Wherever "name" appears in a line, list that line.
----
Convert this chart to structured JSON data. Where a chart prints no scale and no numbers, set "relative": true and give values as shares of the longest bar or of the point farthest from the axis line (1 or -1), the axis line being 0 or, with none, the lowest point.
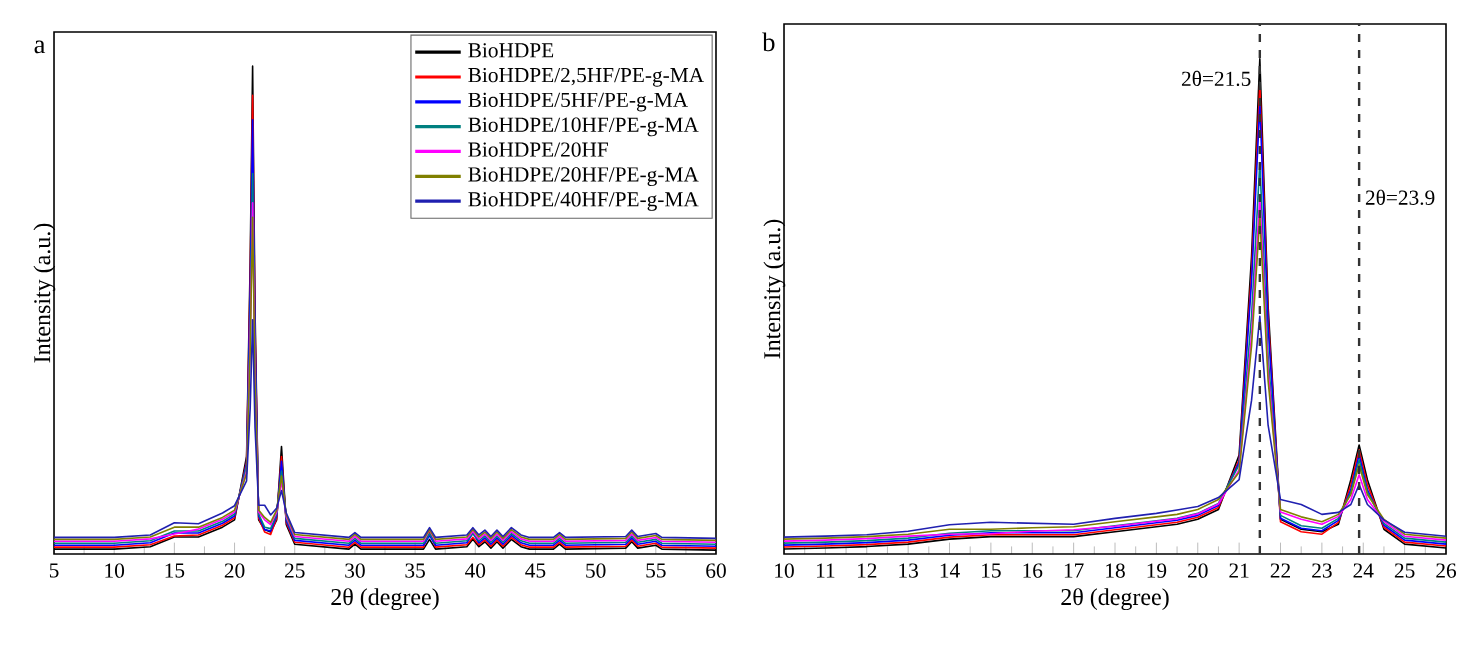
{
  "chart_data": [
    {
      "type": "line",
      "title": "a",
      "xlabel": "2θ (degree)",
      "ylabel": "Intensity (a.u.)",
      "relative": true,
      "legend": "top right",
      "xlim": [
        5,
        60
      ],
      "xticks": [
        5,
        10,
        15,
        20,
        25,
        30,
        35,
        40,
        45,
        50,
        55,
        60
      ],
      "x": [
        5,
        10,
        13,
        15,
        17,
        19,
        20,
        21,
        21.3,
        21.5,
        21.7,
        22,
        22.5,
        23,
        23.5,
        23.9,
        24.3,
        25,
        29.5,
        30,
        30.5,
        35.7,
        36.2,
        36.7,
        39.3,
        39.8,
        40.3,
        40.8,
        41.3,
        41.8,
        42.3,
        43,
        43.8,
        44.5,
        46.5,
        47,
        47.5,
        52.5,
        53,
        53.5,
        55,
        55.5,
        60
      ],
      "series": [
        {
          "name": "BioHDPE",
          "color": "#000000",
          "values": [
            0.01,
            0.01,
            0.015,
            0.035,
            0.035,
            0.055,
            0.07,
            0.2,
            0.6,
            1,
            0.5,
            0.07,
            0.05,
            0.045,
            0.07,
            0.22,
            0.06,
            0.02,
            0.01,
            0.02,
            0.01,
            0.01,
            0.03,
            0.01,
            0.015,
            0.03,
            0.015,
            0.025,
            0.012,
            0.025,
            0.012,
            0.03,
            0.015,
            0.01,
            0.01,
            0.02,
            0.01,
            0.012,
            0.025,
            0.012,
            0.018,
            0.01,
            0.008
          ]
        },
        {
          "name": "BioHDPE/2,5HF/PE-g-MA",
          "color": "#ff0000",
          "values": [
            0.014,
            0.014,
            0.019,
            0.037,
            0.039,
            0.059,
            0.074,
            0.19,
            0.57,
            0.94,
            0.47,
            0.074,
            0.045,
            0.04,
            0.074,
            0.2,
            0.064,
            0.024,
            0.014,
            0.024,
            0.014,
            0.014,
            0.045,
            0.014,
            0.019,
            0.034,
            0.019,
            0.029,
            0.016,
            0.029,
            0.016,
            0.034,
            0.019,
            0.014,
            0.014,
            0.024,
            0.014,
            0.016,
            0.029,
            0.016,
            0.022,
            0.014,
            0.012
          ]
        },
        {
          "name": "BioHDPE/5HF/PE-g-MA",
          "color": "#0000ff",
          "values": [
            0.018,
            0.018,
            0.023,
            0.043,
            0.043,
            0.063,
            0.078,
            0.185,
            0.54,
            0.89,
            0.45,
            0.078,
            0.05,
            0.047,
            0.078,
            0.19,
            0.068,
            0.028,
            0.018,
            0.028,
            0.018,
            0.018,
            0.038,
            0.018,
            0.023,
            0.043,
            0.023,
            0.033,
            0.02,
            0.033,
            0.02,
            0.038,
            0.023,
            0.018,
            0.018,
            0.028,
            0.018,
            0.02,
            0.033,
            0.02,
            0.026,
            0.018,
            0.016
          ]
        },
        {
          "name": "BioHDPE/10HF/PE-g-MA",
          "color": "#008080",
          "values": [
            0.022,
            0.022,
            0.027,
            0.047,
            0.047,
            0.067,
            0.082,
            0.18,
            0.47,
            0.78,
            0.4,
            0.082,
            0.055,
            0.052,
            0.082,
            0.17,
            0.072,
            0.032,
            0.022,
            0.032,
            0.022,
            0.022,
            0.042,
            0.022,
            0.027,
            0.042,
            0.027,
            0.037,
            0.024,
            0.037,
            0.024,
            0.042,
            0.027,
            0.022,
            0.022,
            0.032,
            0.022,
            0.024,
            0.037,
            0.024,
            0.03,
            0.022,
            0.02
          ]
        },
        {
          "name": "BioHDPE/20HF",
          "color": "#ff00ff",
          "values": [
            0.026,
            0.026,
            0.031,
            0.041,
            0.051,
            0.071,
            0.086,
            0.17,
            0.44,
            0.72,
            0.37,
            0.086,
            0.07,
            0.06,
            0.086,
            0.15,
            0.076,
            0.036,
            0.026,
            0.036,
            0.026,
            0.026,
            0.05,
            0.026,
            0.031,
            0.046,
            0.031,
            0.041,
            0.028,
            0.041,
            0.028,
            0.046,
            0.031,
            0.026,
            0.026,
            0.036,
            0.026,
            0.028,
            0.041,
            0.028,
            0.034,
            0.026,
            0.024
          ]
        },
        {
          "name": "BioHDPE/20HF/PE-g-MA",
          "color": "#808000",
          "values": [
            0.03,
            0.03,
            0.035,
            0.055,
            0.055,
            0.075,
            0.09,
            0.165,
            0.42,
            0.69,
            0.35,
            0.09,
            0.075,
            0.065,
            0.09,
            0.16,
            0.08,
            0.04,
            0.03,
            0.04,
            0.03,
            0.03,
            0.05,
            0.03,
            0.035,
            0.05,
            0.035,
            0.045,
            0.032,
            0.045,
            0.032,
            0.05,
            0.035,
            0.03,
            0.03,
            0.04,
            0.03,
            0.032,
            0.045,
            0.032,
            0.038,
            0.03,
            0.028
          ]
        },
        {
          "name": "BioHDPE/40HF/PE-g-MA",
          "color": "#2020b0",
          "values": [
            0.034,
            0.034,
            0.039,
            0.064,
            0.062,
            0.084,
            0.099,
            0.15,
            0.3,
            0.48,
            0.26,
            0.1,
            0.1,
            0.08,
            0.094,
            0.13,
            0.084,
            0.044,
            0.034,
            0.044,
            0.034,
            0.034,
            0.054,
            0.034,
            0.039,
            0.054,
            0.039,
            0.049,
            0.036,
            0.049,
            0.036,
            0.054,
            0.039,
            0.034,
            0.034,
            0.044,
            0.034,
            0.036,
            0.049,
            0.036,
            0.042,
            0.034,
            0.032
          ]
        }
      ]
    },
    {
      "type": "line",
      "title": "b",
      "xlabel": "2θ (degree)",
      "ylabel": "Intensity (a.u.)",
      "relative": true,
      "xlim": [
        10,
        26
      ],
      "xticks": [
        10,
        11,
        12,
        13,
        14,
        15,
        16,
        17,
        18,
        19,
        20,
        21,
        22,
        23,
        24,
        25,
        26
      ],
      "x": [
        10,
        11,
        12,
        13,
        14,
        15,
        16,
        17,
        18,
        19,
        19.5,
        20,
        20.5,
        21,
        21.3,
        21.5,
        21.7,
        22,
        22.5,
        23,
        23.4,
        23.7,
        23.9,
        24.1,
        24.5,
        25,
        26
      ],
      "ref_lines": [
        {
          "axis": "x",
          "value": 21.5,
          "label": "2θ=21.5",
          "line_style": "dashed",
          "color": "#333333"
        },
        {
          "axis": "x",
          "value": 23.9,
          "label": "2θ=23.9",
          "line_style": "dashed",
          "color": "#333333"
        }
      ],
      "series": [
        {
          "color": "#000000",
          "values": [
            0.01,
            0.012,
            0.015,
            0.02,
            0.03,
            0.035,
            0.035,
            0.035,
            0.045,
            0.055,
            0.06,
            0.07,
            0.09,
            0.2,
            0.6,
            1,
            0.5,
            0.07,
            0.05,
            0.045,
            0.06,
            0.15,
            0.22,
            0.15,
            0.05,
            0.02,
            0.012
          ]
        },
        {
          "color": "#ff0000",
          "values": [
            0.014,
            0.016,
            0.019,
            0.024,
            0.034,
            0.039,
            0.039,
            0.039,
            0.049,
            0.059,
            0.064,
            0.074,
            0.094,
            0.19,
            0.57,
            0.95,
            0.48,
            0.065,
            0.045,
            0.04,
            0.064,
            0.14,
            0.21,
            0.14,
            0.054,
            0.024,
            0.016
          ]
        },
        {
          "color": "#0000ff",
          "values": [
            0.018,
            0.02,
            0.023,
            0.028,
            0.038,
            0.043,
            0.043,
            0.043,
            0.053,
            0.063,
            0.068,
            0.078,
            0.098,
            0.185,
            0.55,
            0.91,
            0.46,
            0.072,
            0.052,
            0.047,
            0.068,
            0.13,
            0.2,
            0.13,
            0.058,
            0.028,
            0.02
          ]
        },
        {
          "color": "#008080",
          "values": [
            0.022,
            0.024,
            0.027,
            0.032,
            0.042,
            0.047,
            0.047,
            0.047,
            0.057,
            0.067,
            0.072,
            0.082,
            0.102,
            0.18,
            0.48,
            0.79,
            0.4,
            0.078,
            0.057,
            0.052,
            0.072,
            0.125,
            0.19,
            0.125,
            0.062,
            0.032,
            0.024
          ]
        },
        {
          "color": "#ff00ff",
          "values": [
            0.026,
            0.028,
            0.031,
            0.036,
            0.04,
            0.041,
            0.046,
            0.049,
            0.056,
            0.066,
            0.071,
            0.081,
            0.101,
            0.17,
            0.44,
            0.72,
            0.37,
            0.085,
            0.07,
            0.06,
            0.076,
            0.11,
            0.16,
            0.11,
            0.066,
            0.036,
            0.028
          ]
        },
        {
          "color": "#808000",
          "values": [
            0.03,
            0.032,
            0.035,
            0.04,
            0.05,
            0.05,
            0.053,
            0.055,
            0.065,
            0.075,
            0.08,
            0.09,
            0.11,
            0.165,
            0.42,
            0.68,
            0.35,
            0.09,
            0.075,
            0.065,
            0.08,
            0.12,
            0.18,
            0.12,
            0.07,
            0.04,
            0.032
          ]
        },
        {
          "color": "#2020b0",
          "values": [
            0.034,
            0.036,
            0.039,
            0.046,
            0.059,
            0.064,
            0.062,
            0.06,
            0.072,
            0.082,
            0.089,
            0.096,
            0.114,
            0.15,
            0.31,
            0.48,
            0.26,
            0.11,
            0.1,
            0.08,
            0.084,
            0.1,
            0.14,
            0.1,
            0.069,
            0.044,
            0.036
          ]
        }
      ]
    }
  ]
}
----
#### Answer to this task:
          "name": "BioHDPE",
          "name": "BioHDPE/2,5HF/PE-g-MA",
          "name": "BioHDPE/5HF/PE-g-MA",
          "name": "BioHDPE/10HF/PE-g-MA",
          "name": "BioHDPE/20HF",
          "name": "BioHDPE/20HF/PE-g-MA",
          "name": "BioHDPE/40HF/PE-g-MA",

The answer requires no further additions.